▶ _SHORT TASK_
Search the listing below for "Fußball". Copy each matching line.

(Data records)
------------------------------------------------

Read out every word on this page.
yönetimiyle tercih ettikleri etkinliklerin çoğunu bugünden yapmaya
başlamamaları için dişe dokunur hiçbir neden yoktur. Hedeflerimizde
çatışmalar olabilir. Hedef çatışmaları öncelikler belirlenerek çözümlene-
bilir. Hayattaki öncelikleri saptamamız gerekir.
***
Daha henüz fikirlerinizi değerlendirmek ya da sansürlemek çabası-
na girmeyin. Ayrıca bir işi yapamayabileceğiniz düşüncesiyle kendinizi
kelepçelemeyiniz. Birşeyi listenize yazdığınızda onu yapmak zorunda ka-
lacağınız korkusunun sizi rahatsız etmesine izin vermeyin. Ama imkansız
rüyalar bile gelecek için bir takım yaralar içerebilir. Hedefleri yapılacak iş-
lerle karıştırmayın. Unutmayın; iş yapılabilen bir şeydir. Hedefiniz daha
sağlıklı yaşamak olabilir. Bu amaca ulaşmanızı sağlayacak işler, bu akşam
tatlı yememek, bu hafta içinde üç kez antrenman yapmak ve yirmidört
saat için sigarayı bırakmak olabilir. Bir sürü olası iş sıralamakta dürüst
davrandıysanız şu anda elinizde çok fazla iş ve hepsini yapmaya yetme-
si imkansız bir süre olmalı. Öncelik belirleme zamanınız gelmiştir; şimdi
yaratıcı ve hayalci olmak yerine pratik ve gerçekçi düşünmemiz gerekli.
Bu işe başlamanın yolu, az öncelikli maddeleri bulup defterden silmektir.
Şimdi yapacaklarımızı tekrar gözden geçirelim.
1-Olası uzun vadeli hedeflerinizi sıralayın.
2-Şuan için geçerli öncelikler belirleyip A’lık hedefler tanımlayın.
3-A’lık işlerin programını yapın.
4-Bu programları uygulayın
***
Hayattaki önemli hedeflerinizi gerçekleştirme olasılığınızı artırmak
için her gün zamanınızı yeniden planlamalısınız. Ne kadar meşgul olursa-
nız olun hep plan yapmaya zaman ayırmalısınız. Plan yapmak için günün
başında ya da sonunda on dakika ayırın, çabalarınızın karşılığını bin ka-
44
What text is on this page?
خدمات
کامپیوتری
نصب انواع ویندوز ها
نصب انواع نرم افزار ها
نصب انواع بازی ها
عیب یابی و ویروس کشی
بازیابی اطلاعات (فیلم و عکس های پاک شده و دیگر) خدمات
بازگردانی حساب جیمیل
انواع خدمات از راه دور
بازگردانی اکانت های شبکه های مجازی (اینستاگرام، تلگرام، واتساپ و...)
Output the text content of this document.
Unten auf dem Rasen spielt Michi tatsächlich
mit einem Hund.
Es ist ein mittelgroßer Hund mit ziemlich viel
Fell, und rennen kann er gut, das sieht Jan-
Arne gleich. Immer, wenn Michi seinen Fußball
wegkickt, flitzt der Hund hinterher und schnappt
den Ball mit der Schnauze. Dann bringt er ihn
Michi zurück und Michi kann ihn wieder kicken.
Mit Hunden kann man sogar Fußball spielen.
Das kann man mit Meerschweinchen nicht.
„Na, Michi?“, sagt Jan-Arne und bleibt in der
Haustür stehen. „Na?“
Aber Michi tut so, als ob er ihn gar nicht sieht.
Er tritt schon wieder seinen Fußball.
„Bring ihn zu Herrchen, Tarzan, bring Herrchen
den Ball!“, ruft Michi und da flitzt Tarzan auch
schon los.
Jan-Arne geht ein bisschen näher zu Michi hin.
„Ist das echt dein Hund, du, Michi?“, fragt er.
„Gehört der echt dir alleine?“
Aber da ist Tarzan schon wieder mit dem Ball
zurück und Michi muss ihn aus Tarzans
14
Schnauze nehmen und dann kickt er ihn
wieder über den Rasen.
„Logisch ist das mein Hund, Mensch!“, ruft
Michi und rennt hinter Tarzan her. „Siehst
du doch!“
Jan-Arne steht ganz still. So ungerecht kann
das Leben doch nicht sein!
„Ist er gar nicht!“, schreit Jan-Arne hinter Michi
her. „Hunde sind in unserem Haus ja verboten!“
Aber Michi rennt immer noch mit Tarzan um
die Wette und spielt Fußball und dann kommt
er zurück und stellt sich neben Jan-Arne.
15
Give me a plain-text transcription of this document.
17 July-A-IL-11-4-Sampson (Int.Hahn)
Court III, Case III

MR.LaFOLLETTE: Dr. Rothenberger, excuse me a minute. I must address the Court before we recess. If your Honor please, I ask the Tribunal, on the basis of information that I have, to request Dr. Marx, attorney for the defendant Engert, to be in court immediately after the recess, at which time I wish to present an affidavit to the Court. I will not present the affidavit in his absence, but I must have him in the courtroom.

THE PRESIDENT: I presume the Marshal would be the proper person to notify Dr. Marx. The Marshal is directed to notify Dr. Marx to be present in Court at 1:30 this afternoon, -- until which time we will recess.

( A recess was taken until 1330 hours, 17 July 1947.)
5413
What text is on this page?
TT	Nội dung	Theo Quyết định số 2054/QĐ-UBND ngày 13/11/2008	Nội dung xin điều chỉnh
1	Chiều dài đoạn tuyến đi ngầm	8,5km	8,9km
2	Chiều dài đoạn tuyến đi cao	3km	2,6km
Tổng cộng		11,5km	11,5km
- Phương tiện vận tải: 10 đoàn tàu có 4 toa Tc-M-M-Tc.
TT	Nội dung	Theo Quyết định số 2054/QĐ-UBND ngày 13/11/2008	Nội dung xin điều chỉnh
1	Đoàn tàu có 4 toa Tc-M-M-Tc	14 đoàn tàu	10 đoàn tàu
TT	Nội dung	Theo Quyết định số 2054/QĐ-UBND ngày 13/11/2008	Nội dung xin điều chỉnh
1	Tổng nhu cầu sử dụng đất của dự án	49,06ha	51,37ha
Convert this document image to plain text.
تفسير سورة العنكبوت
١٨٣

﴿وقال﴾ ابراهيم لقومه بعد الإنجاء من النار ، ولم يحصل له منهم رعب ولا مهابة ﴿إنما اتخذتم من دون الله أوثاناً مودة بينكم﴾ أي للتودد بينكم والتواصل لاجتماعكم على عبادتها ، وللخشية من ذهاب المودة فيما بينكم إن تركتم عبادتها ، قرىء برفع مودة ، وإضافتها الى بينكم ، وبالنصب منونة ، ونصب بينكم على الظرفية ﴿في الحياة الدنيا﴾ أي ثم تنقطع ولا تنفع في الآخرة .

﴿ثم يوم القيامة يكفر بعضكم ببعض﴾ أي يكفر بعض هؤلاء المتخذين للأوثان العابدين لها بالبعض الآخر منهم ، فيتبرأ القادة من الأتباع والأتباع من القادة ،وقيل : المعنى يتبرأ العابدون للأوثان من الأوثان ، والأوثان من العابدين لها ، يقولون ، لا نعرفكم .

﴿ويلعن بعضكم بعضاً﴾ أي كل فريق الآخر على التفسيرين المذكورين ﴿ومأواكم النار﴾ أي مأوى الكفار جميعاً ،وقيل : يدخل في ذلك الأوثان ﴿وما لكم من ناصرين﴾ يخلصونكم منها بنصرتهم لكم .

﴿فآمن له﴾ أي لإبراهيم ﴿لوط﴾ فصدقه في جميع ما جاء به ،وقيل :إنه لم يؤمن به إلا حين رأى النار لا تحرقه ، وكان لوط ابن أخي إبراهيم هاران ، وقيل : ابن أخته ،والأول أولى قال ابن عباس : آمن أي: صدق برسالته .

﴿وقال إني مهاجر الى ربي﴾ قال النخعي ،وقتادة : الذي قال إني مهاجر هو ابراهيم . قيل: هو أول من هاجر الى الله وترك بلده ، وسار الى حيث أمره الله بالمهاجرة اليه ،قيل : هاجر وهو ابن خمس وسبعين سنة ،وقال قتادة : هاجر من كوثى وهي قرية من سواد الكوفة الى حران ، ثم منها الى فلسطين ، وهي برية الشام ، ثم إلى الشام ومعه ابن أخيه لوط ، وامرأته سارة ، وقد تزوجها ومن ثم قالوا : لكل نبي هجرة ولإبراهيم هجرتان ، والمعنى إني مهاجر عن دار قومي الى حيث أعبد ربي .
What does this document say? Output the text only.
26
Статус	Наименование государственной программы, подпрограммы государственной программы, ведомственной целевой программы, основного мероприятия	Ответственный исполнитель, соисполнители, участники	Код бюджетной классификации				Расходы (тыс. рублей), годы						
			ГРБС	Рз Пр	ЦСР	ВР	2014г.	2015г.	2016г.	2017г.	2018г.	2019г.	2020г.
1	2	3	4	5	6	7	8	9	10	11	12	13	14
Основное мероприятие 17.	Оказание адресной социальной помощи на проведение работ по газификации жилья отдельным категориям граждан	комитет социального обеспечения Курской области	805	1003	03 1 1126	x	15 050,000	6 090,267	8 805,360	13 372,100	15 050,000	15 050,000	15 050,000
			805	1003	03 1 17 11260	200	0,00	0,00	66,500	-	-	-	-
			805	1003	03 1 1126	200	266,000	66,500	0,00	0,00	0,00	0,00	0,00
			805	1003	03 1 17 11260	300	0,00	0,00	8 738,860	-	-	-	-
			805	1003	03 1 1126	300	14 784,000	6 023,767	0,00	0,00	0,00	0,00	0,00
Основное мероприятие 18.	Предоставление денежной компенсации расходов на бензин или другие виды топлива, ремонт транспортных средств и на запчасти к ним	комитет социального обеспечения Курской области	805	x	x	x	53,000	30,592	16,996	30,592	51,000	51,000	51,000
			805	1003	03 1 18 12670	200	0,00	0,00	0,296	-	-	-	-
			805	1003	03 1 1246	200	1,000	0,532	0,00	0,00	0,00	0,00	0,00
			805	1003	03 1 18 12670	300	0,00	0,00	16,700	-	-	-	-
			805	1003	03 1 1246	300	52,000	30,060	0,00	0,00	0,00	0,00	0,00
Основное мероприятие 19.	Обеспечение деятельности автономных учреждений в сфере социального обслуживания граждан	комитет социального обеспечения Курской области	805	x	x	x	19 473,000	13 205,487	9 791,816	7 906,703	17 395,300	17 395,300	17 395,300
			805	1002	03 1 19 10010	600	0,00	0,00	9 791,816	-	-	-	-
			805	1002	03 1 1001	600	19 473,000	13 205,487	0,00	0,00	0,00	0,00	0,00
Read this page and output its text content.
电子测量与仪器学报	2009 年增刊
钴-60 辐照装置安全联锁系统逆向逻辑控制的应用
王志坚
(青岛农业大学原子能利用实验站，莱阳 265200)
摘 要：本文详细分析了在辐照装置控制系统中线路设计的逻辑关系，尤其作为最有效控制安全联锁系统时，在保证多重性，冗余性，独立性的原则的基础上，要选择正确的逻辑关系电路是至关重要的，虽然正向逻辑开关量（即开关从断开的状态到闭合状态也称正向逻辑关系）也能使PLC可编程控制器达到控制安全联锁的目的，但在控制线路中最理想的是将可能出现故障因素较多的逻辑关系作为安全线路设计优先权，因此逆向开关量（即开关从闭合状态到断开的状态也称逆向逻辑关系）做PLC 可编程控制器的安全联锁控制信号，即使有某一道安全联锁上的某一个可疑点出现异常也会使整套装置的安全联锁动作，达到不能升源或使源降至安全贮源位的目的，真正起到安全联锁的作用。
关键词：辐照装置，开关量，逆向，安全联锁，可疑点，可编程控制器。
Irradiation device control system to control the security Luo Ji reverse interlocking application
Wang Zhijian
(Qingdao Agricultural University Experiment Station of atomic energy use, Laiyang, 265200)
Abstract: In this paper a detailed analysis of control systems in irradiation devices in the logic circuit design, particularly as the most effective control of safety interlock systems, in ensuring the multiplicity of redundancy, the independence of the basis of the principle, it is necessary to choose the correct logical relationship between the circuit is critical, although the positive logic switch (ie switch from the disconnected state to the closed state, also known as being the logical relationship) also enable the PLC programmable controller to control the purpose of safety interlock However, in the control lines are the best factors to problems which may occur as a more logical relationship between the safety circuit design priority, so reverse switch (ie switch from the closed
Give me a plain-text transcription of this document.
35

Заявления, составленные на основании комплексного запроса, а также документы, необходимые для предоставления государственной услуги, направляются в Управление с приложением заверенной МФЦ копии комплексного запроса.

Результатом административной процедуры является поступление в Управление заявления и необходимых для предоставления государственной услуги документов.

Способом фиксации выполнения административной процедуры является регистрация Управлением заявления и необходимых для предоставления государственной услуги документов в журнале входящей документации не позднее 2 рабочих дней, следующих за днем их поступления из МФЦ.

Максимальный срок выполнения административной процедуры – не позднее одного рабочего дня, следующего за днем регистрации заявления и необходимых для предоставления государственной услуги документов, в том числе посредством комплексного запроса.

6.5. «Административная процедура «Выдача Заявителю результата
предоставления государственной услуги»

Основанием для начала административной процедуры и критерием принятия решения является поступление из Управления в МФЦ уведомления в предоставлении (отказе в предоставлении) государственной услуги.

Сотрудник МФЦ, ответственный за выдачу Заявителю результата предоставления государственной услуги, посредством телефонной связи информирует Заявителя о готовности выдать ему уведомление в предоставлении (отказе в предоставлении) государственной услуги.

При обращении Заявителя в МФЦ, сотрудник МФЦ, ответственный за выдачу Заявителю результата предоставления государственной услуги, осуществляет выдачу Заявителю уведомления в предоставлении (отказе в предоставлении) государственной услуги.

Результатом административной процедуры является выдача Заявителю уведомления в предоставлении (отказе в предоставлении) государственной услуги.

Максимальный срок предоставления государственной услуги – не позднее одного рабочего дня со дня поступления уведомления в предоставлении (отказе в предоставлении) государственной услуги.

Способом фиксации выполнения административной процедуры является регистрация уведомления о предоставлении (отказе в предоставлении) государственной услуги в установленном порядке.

------------------------------------------------

▶ _IN RESPONSE_
Arne gleich. Immer, wenn Michi seinen Fußball
Mit Hunden kann man sogar Fußball spielen.
Er tritt schon wieder seinen Fußball.
die Wette und spielt Fußball und dann kommt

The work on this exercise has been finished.